TASK OBJECTIVE
Write out the entire listing below exactly, with the pictures left out.

[Stored data]
┄┄┄┄┄┄┄┄┄┄┄┄┄┄┄┄┄┄┄┄

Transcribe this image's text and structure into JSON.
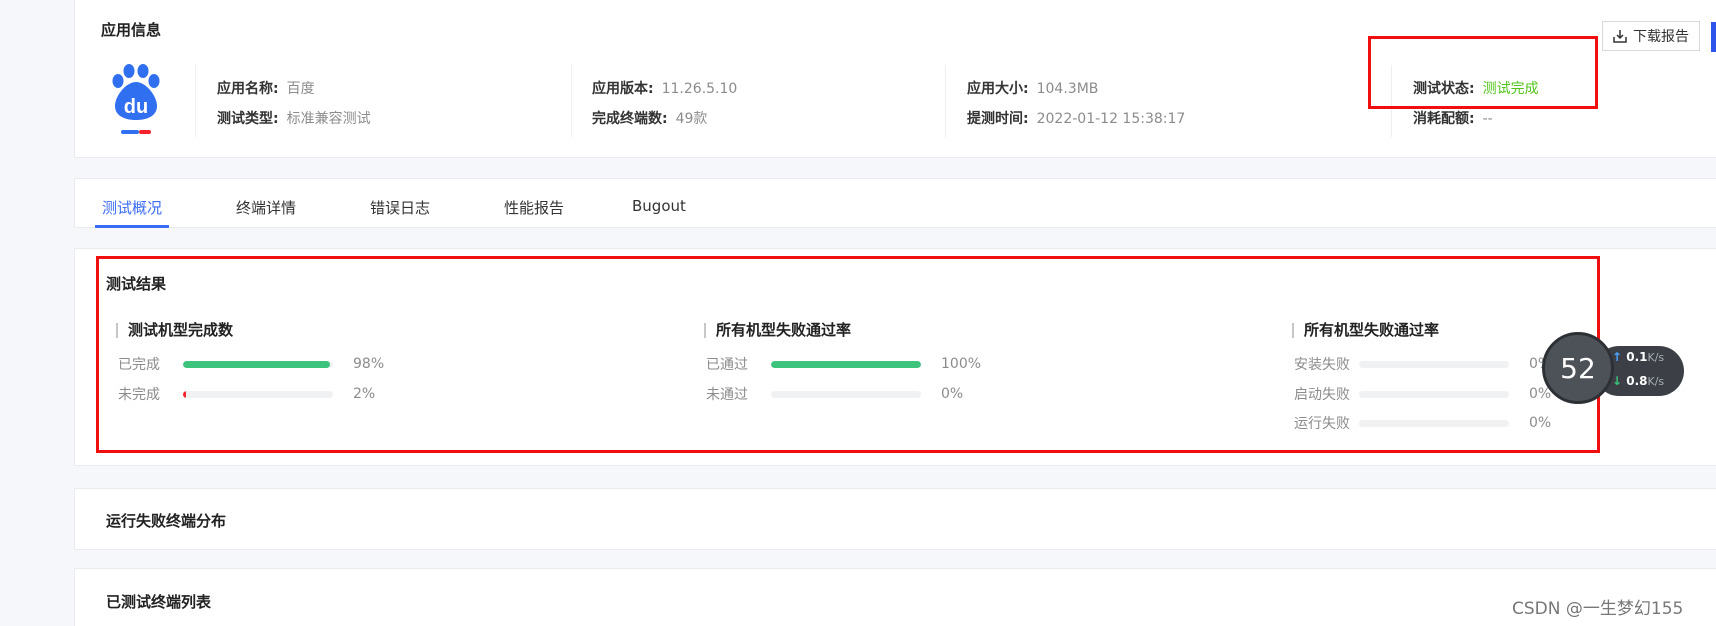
{
  "app_info": {
    "title": "应用信息",
    "download_label": "下载报告",
    "fields": {
      "name_key": "应用名称:",
      "name_val": "百度",
      "type_key": "测试类型:",
      "type_val": "标准兼容测试",
      "version_key": "应用版本:",
      "version_val": "11.26.5.10",
      "devices_key": "完成终端数:",
      "devices_val": "49款",
      "size_key": "应用大小:",
      "size_val": "104.3MB",
      "time_key": "提测时间:",
      "time_val": "2022-01-12 15:38:17",
      "status_key": "测试状态:",
      "status_val": "测试完成",
      "quota_key": "消耗配额:",
      "quota_val": "--"
    }
  },
  "tabs": [
    "测试概况",
    "终端详情",
    "错误日志",
    "性能报告",
    "Bugout"
  ],
  "results": {
    "title": "测试结果",
    "groups": [
      {
        "title": "测试机型完成数",
        "rows": [
          {
            "label": "已完成",
            "pct_text": "98%",
            "fill": 0.98,
            "color": "#3cc47c"
          },
          {
            "label": "未完成",
            "pct_text": "2%",
            "fill": 0.02,
            "color": "#f5222d"
          }
        ]
      },
      {
        "title": "所有机型失败通过率",
        "rows": [
          {
            "label": "已通过",
            "pct_text": "100%",
            "fill": 1.0,
            "color": "#3cc47c"
          },
          {
            "label": "未通过",
            "pct_text": "0%",
            "fill": 0,
            "color": "#f5222d"
          }
        ]
      },
      {
        "title": "所有机型失败通过率",
        "rows": [
          {
            "label": "安装失败",
            "pct_text": "0%",
            "fill": 0,
            "color": "#f5222d"
          },
          {
            "label": "启动失败",
            "pct_text": "0%",
            "fill": 0,
            "color": "#f5222d"
          },
          {
            "label": "运行失败",
            "pct_text": "0%",
            "fill": 0,
            "color": "#f5222d"
          }
        ]
      }
    ]
  },
  "fail_distribution": {
    "title": "运行失败终端分布"
  },
  "tested_list": {
    "title": "已测试终端列表"
  },
  "speed_widget": {
    "value": "52",
    "up": "0.1",
    "down": "0.8",
    "unit": "K/s"
  },
  "watermark": "CSDN @一生梦幻155",
  "colors": {
    "accent": "#3b6cf5",
    "success": "#52c41a",
    "bar_green": "#3cc47c",
    "highlight": "#f00e0e"
  }
}
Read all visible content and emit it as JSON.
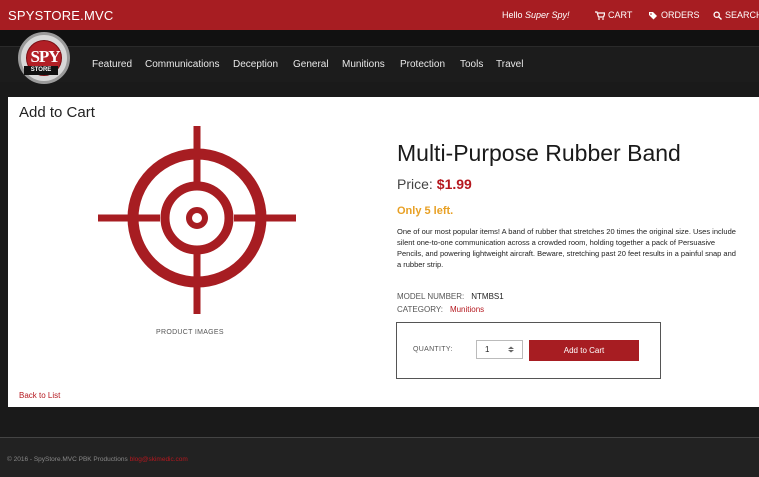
{
  "header": {
    "brand": "SPYSTORE.MVC",
    "greeting_prefix": "Hello ",
    "greeting_name": "Super Spy!",
    "cart_label": "CART",
    "orders_label": "ORDERS",
    "search_label": "SEARCH"
  },
  "logo": {
    "top": "SPY",
    "bottom": "STORE"
  },
  "nav": {
    "items": [
      "Featured",
      "Communications",
      "Deception",
      "General",
      "Munitions",
      "Protection",
      "Tools",
      "Travel"
    ]
  },
  "page": {
    "title": "Add to Cart",
    "product_images_label": "PRODUCT IMAGES",
    "back_link": "Back to List"
  },
  "product": {
    "name": "Multi-Purpose Rubber Band",
    "price_label": "Price:",
    "price": "$1.99",
    "stock": "Only 5 left.",
    "description": "One of our most popular items! A band of rubber that stretches 20 times the original size. Uses include silent one-to-one communication across a crowded room, holding together a pack of Persuasive Pencils, and powering lightweight aircraft. Beware, stretching past 20 feet results in a painful snap and a rubber strip.",
    "model_label": "MODEL NUMBER:",
    "model_value": "NTMBS1",
    "category_label": "CATEGORY:",
    "category_value": "Munitions"
  },
  "cart": {
    "quantity_label": "QUANTITY:",
    "quantity_value": "1",
    "add_button": "Add to Cart"
  },
  "footer": {
    "text": "© 2016 - SpyStore.MVC PBK Productions",
    "link": "blog@skimedic.com"
  },
  "colors": {
    "brand_red": "#a71d22",
    "stock_orange": "#e8a024",
    "dark_bg": "#1a1a1a"
  },
  "icons": [
    "cart-icon",
    "tag-icon",
    "search-icon",
    "crosshair-target-icon",
    "spinner-icon"
  ]
}
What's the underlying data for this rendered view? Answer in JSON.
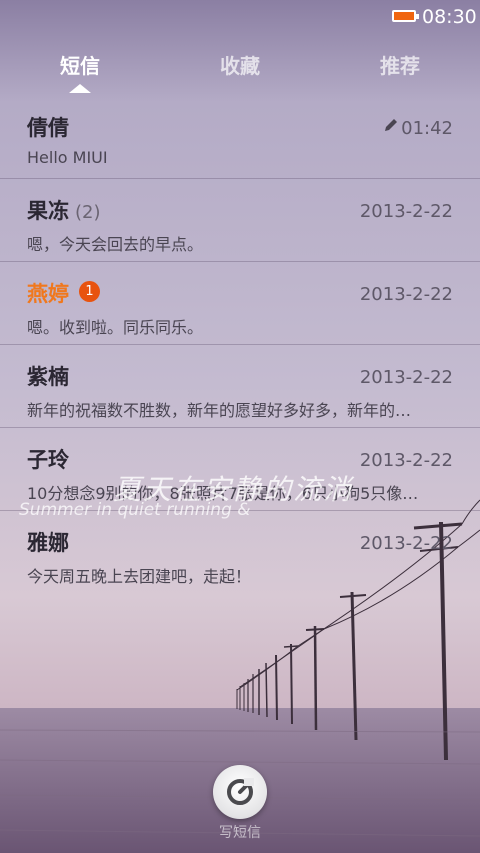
{
  "status_bar": {
    "time": "08:30",
    "battery_icon": "battery-icon",
    "battery_color": "#f0650e"
  },
  "tabs": [
    {
      "label": "短信",
      "active": true
    },
    {
      "label": "收藏",
      "active": false
    },
    {
      "label": "推荐",
      "active": false
    }
  ],
  "conversations": [
    {
      "name": "倩倩",
      "count": "",
      "badge": "",
      "date": "01:42",
      "draft": true,
      "preview": "Hello MIUI"
    },
    {
      "name": "果冻",
      "count": "(2)",
      "badge": "",
      "date": "2013-2-22",
      "draft": false,
      "preview": "嗯，今天会回去的早点。"
    },
    {
      "name": "燕婷",
      "count": "",
      "badge": "1",
      "date": "2013-2-22",
      "draft": false,
      "preview": "嗯。收到啦。同乐同乐。"
    },
    {
      "name": "紫楠",
      "count": "",
      "badge": "",
      "date": "2013-2-22",
      "draft": false,
      "preview": "新年的祝福数不胜数，新年的愿望好多好多，新年的…"
    },
    {
      "name": "子玲",
      "count": "",
      "badge": "",
      "date": "2013-2-22",
      "draft": false,
      "preview": "10分想念9别的你，8张照片7张是你，6只小狗5只像…"
    },
    {
      "name": "雅娜",
      "count": "",
      "badge": "",
      "date": "2013-2-22",
      "draft": false,
      "preview": "今天周五晚上去团建吧，走起！"
    }
  ],
  "wallpaper_text": {
    "line1": "夏天在安静的流淌",
    "line2": "Summer in quiet running &"
  },
  "compose": {
    "label": "写短信",
    "icon": "compose-icon"
  },
  "colors": {
    "unread_name": "#f0781d",
    "badge": "#e8530f"
  }
}
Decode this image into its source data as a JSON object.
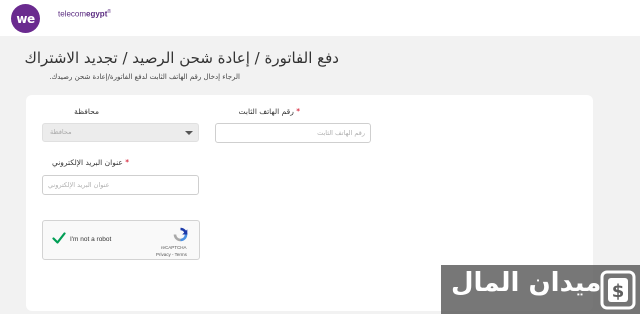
{
  "header": {
    "logo_text": "we",
    "brand_prefix": "telecom",
    "brand_bold": "egypt",
    "brand_mark": "®"
  },
  "page": {
    "title": "دفع الفاتورة / إعادة شحن الرصيد / تجديد الاشتراك",
    "subtitle": "الرجاء إدخال رقم الهاتف الثابت لدفع الفاتورة/إعادة شحن رصيدك."
  },
  "form": {
    "phone": {
      "label": "رقم الهاتف الثابت",
      "required_mark": "*",
      "placeholder": "رقم الهاتف الثابت",
      "value": ""
    },
    "governorate": {
      "label": "محافظة",
      "selected": "محافظة"
    },
    "email": {
      "label": "عنوان البريد الإلكتروني",
      "required_mark": "*",
      "placeholder": "عنوان البريد الإلكتروني",
      "value": ""
    }
  },
  "captcha": {
    "label": "I'm not a robot",
    "brand": "reCAPTCHA",
    "links": "Privacy - Terms",
    "checked": true
  },
  "watermark": {
    "text": "ميدان المال"
  },
  "colors": {
    "brand": "#5c2d82",
    "required": "#d0021b",
    "check": "#009e55",
    "watermark_bg": "#5f5f5f"
  }
}
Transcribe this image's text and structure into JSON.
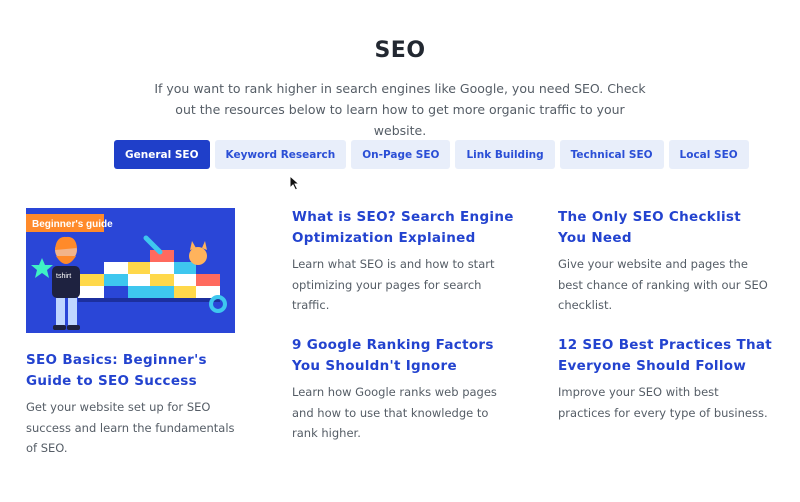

┄┄┄┄┄┄┄┄┄┄┄┄┄┄┄┄┄┄┄┄

RIGHT ANSWER
Transcribe this image's text and structure into JSON.
{
  "app_info": {
    "title": "应用信息",
    "download_label": "下载报告",
    "fields": {
      "name_key": "应用名称:",
      "name_val": "百度",
      "type_key": "测试类型:",
      "type_val": "标准兼容测试",
      "version_key": "应用版本:",
      "version_val": "11.26.5.10",
      "devices_key": "完成终端数:",
      "devices_val": "49款",
      "size_key": "应用大小:",
      "size_val": "104.3MB",
      "time_key": "提测时间:",
      "time_val": "2022-01-12 15:38:17",
      "status_key": "测试状态:",
      "status_val": "测试完成",
      "quota_key": "消耗配额:",
      "quota_val": "--"
    }
  },
  "tabs": [
    "测试概况",
    "终端详情",
    "错误日志",
    "性能报告",
    "Bugout"
  ],
  "results": {
    "title": "测试结果",
    "groups": [
      {
        "title": "测试机型完成数",
        "rows": [
          {
            "label": "已完成",
            "pct_text": "98%",
            "fill": 0.98,
            "color": "#3cc47c"
          },
          {
            "label": "未完成",
            "pct_text": "2%",
            "fill": 0.02,
            "color": "#f5222d"
          }
        ]
      },
      {
        "title": "所有机型失败通过率",
        "rows": [
          {
            "label": "已通过",
            "pct_text": "100%",
            "fill": 1.0,
            "color": "#3cc47c"
          },
          {
            "label": "未通过",
            "pct_text": "0%",
            "fill": 0,
            "color": "#f5222d"
          }
        ]
      },
      {
        "title": "所有机型失败通过率",
        "rows": [
          {
            "label": "安装失败",
            "pct_text": "0%",
            "fill": 0,
            "color": "#f5222d"
          },
          {
            "label": "启动失败",
            "pct_text": "0%",
            "fill": 0,
            "color": "#f5222d"
          },
          {
            "label": "运行失败",
            "pct_text": "0%",
            "fill": 0,
            "color": "#f5222d"
          }
        ]
      }
    ]
  },
  "fail_distribution": {
    "title": "运行失败终端分布"
  },
  "tested_list": {
    "title": "已测试终端列表"
  },
  "speed_widget": {
    "value": "52",
    "up": "0.1",
    "down": "0.8",
    "unit": "K/s"
  },
  "watermark": "CSDN @一生梦幻155",
  "colors": {
    "accent": "#3b6cf5",
    "success": "#52c41a",
    "bar_green": "#3cc47c",
    "highlight": "#f00e0e"
  }
}
Read all visible content and emit it as JSON.
{
  "header": {
    "brand": "SPYSTORE.MVC",
    "greeting_prefix": "Hello ",
    "greeting_name": "Super Spy!",
    "cart_label": "CART",
    "orders_label": "ORDERS",
    "search_label": "SEARCH"
  },
  "logo": {
    "top": "SPY",
    "bottom": "STORE"
  },
  "nav": {
    "items": [
      "Featured",
      "Communications",
      "Deception",
      "General",
      "Munitions",
      "Protection",
      "Tools",
      "Travel"
    ]
  },
  "page": {
    "title": "Add to Cart",
    "product_images_label": "PRODUCT IMAGES",
    "back_link": "Back to List"
  },
  "product": {
    "name": "Multi-Purpose Rubber Band",
    "price_label": "Price:",
    "price": "$1.99",
    "stock": "Only 5 left.",
    "description": "One of our most popular items! A band of rubber that stretches 20 times the original size. Uses include silent one-to-one communication across a crowded room, holding together a pack of Persuasive Pencils, and powering lightweight aircraft. Beware, stretching past 20 feet results in a painful snap and a rubber strip.",
    "model_label": "MODEL NUMBER:",
    "model_value": "NTMBS1",
    "category_label": "CATEGORY:",
    "category_value": "Munitions"
  },
  "cart": {
    "quantity_label": "QUANTITY:",
    "quantity_value": "1",
    "add_button": "Add to Cart"
  },
  "footer": {
    "text": "© 2016 - SpyStore.MVC PBK Productions",
    "link": "blog@skimedic.com"
  },
  "colors": {
    "brand_red": "#a71d22",
    "stock_orange": "#e8a024",
    "dark_bg": "#1a1a1a"
  },
  "icons": [
    "cart-icon",
    "tag-icon",
    "search-icon",
    "crosshair-target-icon",
    "spinner-icon"
  ]
}
What's the underlying data for this rendered view? Answer in JSON.
{
  "status_bar": {
    "time": "08:30",
    "battery_icon": "battery-icon",
    "battery_color": "#f0650e"
  },
  "tabs": [
    {
      "label": "短信",
      "active": true
    },
    {
      "label": "收藏",
      "active": false
    },
    {
      "label": "推荐",
      "active": false
    }
  ],
  "conversations": [
    {
      "name": "倩倩",
      "count": "",
      "badge": "",
      "date": "01:42",
      "draft": true,
      "preview": "Hello MIUI"
    },
    {
      "name": "果冻",
      "count": "(2)",
      "badge": "",
      "date": "2013-2-22",
      "draft": false,
      "preview": "嗯，今天会回去的早点。"
    },
    {
      "name": "燕婷",
      "count": "",
      "badge": "1",
      "date": "2013-2-22",
      "draft": false,
      "preview": "嗯。收到啦。同乐同乐。"
    },
    {
      "name": "紫楠",
      "count": "",
      "badge": "",
      "date": "2013-2-22",
      "draft": false,
      "preview": "新年的祝福数不胜数，新年的愿望好多好多，新年的…"
    },
    {
      "name": "子玲",
      "count": "",
      "badge": "",
      "date": "2013-2-22",
      "draft": false,
      "preview": "10分想念9别的你，8张照片7张是你，6只小狗5只像…"
    },
    {
      "name": "雅娜",
      "count": "",
      "badge": "",
      "date": "2013-2-22",
      "draft": false,
      "preview": "今天周五晚上去团建吧，走起！"
    }
  ],
  "wallpaper_text": {
    "line1": "夏天在安静的流淌",
    "line2": "Summer in quiet running &"
  },
  "compose": {
    "label": "写短信",
    "icon": "compose-icon"
  },
  "colors": {
    "unread_name": "#f0781d",
    "badge": "#e8530f"
  }
}
Decode this image into its source data as a JSON object.
{
  "header": {
    "logo_text": "we",
    "brand_prefix": "telecom",
    "brand_bold": "egypt",
    "brand_mark": "®"
  },
  "page": {
    "title": "دفع الفاتورة / إعادة شحن الرصيد / تجديد الاشتراك",
    "subtitle": "الرجاء إدخال رقم الهاتف الثابت لدفع الفاتورة/إعادة شحن رصيدك."
  },
  "form": {
    "phone": {
      "label": "رقم الهاتف الثابت",
      "required_mark": "*",
      "placeholder": "رقم الهاتف الثابت",
      "value": ""
    },
    "governorate": {
      "label": "محافظة",
      "selected": "محافظة"
    },
    "email": {
      "label": "عنوان البريد الإلكتروني",
      "required_mark": "*",
      "placeholder": "عنوان البريد الإلكتروني",
      "value": ""
    }
  },
  "captcha": {
    "label": "I'm not a robot",
    "brand": "reCAPTCHA",
    "links": "Privacy - Terms",
    "checked": true
  },
  "watermark": {
    "text": "ميدان المال"
  },
  "colors": {
    "brand": "#5c2d82",
    "required": "#d0021b",
    "check": "#009e55",
    "watermark_bg": "#5f5f5f"
  }
}
Transcribe this image's text and structure into JSON.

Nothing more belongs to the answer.